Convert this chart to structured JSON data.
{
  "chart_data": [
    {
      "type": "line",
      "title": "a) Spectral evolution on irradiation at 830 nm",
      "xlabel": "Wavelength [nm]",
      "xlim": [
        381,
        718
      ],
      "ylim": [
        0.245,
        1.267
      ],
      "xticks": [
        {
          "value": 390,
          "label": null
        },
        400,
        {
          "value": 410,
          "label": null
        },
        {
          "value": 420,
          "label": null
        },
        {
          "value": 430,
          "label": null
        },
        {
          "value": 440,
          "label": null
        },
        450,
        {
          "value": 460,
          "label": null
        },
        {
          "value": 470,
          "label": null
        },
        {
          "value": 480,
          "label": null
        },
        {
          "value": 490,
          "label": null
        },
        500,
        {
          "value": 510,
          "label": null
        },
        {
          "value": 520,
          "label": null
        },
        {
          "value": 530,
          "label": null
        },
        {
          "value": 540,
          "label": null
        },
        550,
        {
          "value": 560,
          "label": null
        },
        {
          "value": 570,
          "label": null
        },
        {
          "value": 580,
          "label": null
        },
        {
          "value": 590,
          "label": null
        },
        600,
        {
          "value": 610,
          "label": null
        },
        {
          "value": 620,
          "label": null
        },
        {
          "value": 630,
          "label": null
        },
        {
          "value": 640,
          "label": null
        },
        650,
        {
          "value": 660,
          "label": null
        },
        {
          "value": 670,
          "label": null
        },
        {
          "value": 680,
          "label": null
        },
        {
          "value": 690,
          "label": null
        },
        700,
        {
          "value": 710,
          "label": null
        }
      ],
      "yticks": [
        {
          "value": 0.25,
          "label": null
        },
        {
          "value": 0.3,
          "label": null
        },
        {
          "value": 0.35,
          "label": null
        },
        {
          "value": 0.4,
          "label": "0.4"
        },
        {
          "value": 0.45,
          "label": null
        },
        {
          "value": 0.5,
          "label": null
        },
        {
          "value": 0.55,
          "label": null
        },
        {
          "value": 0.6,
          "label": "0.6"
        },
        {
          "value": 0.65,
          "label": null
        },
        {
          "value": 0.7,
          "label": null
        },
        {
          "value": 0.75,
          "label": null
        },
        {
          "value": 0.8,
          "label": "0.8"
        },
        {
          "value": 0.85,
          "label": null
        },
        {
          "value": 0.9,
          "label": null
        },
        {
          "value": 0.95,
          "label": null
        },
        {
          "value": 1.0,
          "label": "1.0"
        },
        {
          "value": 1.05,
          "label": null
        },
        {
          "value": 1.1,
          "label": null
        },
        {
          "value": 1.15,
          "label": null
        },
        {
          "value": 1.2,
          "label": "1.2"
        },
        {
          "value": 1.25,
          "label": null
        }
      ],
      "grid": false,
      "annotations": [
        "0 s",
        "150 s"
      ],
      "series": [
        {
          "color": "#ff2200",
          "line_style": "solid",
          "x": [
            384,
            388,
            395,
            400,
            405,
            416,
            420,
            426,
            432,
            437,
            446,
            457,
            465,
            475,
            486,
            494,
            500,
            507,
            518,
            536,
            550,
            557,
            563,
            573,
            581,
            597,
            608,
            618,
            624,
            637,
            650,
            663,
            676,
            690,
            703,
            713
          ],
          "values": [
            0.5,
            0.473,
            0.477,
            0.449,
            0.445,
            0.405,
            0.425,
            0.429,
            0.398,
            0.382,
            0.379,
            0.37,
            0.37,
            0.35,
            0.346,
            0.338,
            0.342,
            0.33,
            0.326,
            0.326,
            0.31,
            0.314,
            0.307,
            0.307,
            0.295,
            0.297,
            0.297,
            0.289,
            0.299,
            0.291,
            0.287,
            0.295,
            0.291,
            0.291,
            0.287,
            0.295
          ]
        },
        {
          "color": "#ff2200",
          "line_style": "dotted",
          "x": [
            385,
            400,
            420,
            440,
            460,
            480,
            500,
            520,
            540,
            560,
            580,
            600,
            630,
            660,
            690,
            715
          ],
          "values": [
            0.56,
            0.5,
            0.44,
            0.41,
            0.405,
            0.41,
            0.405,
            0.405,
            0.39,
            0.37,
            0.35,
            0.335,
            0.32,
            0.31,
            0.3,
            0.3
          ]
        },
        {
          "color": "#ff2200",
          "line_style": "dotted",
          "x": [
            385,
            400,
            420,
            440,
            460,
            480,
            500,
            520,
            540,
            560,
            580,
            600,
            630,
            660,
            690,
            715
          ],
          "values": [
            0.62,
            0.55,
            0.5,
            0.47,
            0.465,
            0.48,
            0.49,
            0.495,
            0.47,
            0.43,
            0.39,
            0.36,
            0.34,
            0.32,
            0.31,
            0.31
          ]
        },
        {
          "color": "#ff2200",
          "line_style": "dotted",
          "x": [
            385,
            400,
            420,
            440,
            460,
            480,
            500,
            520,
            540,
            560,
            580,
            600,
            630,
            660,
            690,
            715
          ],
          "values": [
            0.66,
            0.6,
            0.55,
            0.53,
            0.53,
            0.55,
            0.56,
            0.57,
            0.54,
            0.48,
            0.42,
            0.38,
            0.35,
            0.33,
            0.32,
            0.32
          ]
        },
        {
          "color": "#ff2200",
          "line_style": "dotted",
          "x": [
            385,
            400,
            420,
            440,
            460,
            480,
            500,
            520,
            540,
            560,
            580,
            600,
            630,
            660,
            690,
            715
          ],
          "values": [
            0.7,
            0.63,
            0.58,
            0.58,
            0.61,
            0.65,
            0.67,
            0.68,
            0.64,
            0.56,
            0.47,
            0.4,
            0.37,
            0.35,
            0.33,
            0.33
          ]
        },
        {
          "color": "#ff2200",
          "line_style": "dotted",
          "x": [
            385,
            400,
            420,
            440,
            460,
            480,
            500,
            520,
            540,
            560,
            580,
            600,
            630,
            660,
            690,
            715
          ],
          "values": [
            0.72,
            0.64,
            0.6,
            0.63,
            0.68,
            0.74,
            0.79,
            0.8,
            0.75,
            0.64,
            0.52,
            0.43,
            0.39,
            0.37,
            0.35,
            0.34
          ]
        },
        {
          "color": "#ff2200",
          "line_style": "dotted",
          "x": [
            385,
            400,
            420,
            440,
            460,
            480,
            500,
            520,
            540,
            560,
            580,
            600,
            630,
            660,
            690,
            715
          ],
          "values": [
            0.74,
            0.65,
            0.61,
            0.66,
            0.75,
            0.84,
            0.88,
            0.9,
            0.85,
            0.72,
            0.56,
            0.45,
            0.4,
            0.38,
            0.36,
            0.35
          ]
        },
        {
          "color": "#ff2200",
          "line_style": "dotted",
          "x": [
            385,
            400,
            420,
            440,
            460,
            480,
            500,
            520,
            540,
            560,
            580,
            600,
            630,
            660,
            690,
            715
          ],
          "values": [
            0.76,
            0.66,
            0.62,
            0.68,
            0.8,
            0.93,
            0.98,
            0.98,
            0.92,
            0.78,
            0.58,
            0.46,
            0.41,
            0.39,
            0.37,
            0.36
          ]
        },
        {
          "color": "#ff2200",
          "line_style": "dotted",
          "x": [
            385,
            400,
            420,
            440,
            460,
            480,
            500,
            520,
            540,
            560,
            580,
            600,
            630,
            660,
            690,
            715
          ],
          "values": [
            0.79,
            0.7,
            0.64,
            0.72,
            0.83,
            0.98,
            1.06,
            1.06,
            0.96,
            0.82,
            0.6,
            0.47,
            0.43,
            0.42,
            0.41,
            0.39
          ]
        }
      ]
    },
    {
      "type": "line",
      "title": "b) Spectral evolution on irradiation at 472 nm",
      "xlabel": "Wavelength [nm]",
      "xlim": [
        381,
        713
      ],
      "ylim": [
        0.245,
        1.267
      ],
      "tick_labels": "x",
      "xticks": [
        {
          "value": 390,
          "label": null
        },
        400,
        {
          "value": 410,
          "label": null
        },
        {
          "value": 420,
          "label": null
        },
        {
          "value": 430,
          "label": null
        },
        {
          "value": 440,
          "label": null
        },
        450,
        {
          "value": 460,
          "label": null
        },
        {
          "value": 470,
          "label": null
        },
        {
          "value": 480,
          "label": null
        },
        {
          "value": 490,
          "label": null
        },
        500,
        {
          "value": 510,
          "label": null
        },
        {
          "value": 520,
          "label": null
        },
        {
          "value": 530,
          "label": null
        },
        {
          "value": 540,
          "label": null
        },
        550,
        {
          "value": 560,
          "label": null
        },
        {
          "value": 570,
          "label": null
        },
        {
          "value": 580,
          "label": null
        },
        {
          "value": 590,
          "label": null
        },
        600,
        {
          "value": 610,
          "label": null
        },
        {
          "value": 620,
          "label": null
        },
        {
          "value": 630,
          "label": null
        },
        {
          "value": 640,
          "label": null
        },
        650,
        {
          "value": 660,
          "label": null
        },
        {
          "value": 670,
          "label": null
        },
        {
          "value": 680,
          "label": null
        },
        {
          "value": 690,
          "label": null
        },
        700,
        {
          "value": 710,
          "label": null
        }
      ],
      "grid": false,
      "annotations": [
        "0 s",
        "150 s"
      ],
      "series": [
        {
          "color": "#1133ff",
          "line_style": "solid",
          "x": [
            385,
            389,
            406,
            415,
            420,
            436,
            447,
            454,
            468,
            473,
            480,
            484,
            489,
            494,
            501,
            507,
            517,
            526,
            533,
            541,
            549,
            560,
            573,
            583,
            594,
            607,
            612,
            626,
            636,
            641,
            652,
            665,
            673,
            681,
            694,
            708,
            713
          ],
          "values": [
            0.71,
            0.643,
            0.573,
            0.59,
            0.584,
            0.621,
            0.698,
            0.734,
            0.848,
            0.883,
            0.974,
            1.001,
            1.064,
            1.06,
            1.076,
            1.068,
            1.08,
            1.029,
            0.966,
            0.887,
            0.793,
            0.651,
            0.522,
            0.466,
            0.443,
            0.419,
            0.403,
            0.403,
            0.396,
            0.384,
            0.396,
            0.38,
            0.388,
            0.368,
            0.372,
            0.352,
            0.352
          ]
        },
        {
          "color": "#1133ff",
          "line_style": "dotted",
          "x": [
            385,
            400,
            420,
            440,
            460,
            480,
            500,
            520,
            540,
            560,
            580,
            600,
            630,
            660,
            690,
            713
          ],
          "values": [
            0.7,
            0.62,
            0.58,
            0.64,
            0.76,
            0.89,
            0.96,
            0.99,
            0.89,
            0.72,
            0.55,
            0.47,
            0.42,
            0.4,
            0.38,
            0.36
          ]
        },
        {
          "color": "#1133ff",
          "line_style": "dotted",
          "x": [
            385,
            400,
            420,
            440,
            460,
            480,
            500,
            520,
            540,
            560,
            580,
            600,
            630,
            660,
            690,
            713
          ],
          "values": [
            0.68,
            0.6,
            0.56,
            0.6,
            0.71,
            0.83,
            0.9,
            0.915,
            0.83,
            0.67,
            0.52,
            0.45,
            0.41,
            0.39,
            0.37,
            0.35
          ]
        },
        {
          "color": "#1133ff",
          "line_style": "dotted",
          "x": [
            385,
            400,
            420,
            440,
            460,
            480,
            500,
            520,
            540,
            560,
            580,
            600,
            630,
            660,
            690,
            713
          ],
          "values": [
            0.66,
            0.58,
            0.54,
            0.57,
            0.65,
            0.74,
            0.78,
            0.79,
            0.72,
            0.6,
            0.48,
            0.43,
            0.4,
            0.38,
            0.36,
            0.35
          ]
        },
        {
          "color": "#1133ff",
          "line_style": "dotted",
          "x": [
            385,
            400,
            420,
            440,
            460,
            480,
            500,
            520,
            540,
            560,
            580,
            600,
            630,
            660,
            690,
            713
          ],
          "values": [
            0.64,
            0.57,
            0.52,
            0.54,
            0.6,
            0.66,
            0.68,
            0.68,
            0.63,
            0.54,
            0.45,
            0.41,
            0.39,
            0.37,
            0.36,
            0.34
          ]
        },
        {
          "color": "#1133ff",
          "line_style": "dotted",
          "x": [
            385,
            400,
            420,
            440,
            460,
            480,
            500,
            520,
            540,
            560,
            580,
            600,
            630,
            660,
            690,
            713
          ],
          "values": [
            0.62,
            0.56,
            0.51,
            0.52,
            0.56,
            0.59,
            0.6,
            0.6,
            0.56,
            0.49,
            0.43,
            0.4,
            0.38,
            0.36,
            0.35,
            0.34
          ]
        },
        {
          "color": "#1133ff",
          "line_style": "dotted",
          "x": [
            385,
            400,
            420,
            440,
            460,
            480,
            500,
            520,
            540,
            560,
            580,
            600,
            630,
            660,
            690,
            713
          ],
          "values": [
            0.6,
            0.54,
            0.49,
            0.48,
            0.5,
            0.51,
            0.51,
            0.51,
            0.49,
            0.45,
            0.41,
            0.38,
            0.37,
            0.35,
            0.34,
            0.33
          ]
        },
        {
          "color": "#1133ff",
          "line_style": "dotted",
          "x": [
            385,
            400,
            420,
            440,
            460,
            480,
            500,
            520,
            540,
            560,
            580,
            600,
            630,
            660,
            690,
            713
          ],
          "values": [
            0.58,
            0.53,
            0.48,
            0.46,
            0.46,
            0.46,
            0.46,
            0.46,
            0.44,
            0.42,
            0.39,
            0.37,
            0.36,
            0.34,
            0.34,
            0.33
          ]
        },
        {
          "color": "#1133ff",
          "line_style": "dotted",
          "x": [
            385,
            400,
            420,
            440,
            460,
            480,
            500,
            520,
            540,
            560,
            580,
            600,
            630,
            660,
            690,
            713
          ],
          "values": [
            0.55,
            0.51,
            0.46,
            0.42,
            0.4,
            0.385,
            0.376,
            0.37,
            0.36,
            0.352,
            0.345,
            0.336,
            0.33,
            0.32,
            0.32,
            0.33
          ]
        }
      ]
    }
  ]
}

**STATED GOAL:** Copy out every line of the material above that mentions the word "evolution".

**COMPLETE OUTPUT:**
      "title": "a) Spectral evolution on irradiation at 830 nm",
      "title": "b) Spectral evolution on irradiation at 472 nm",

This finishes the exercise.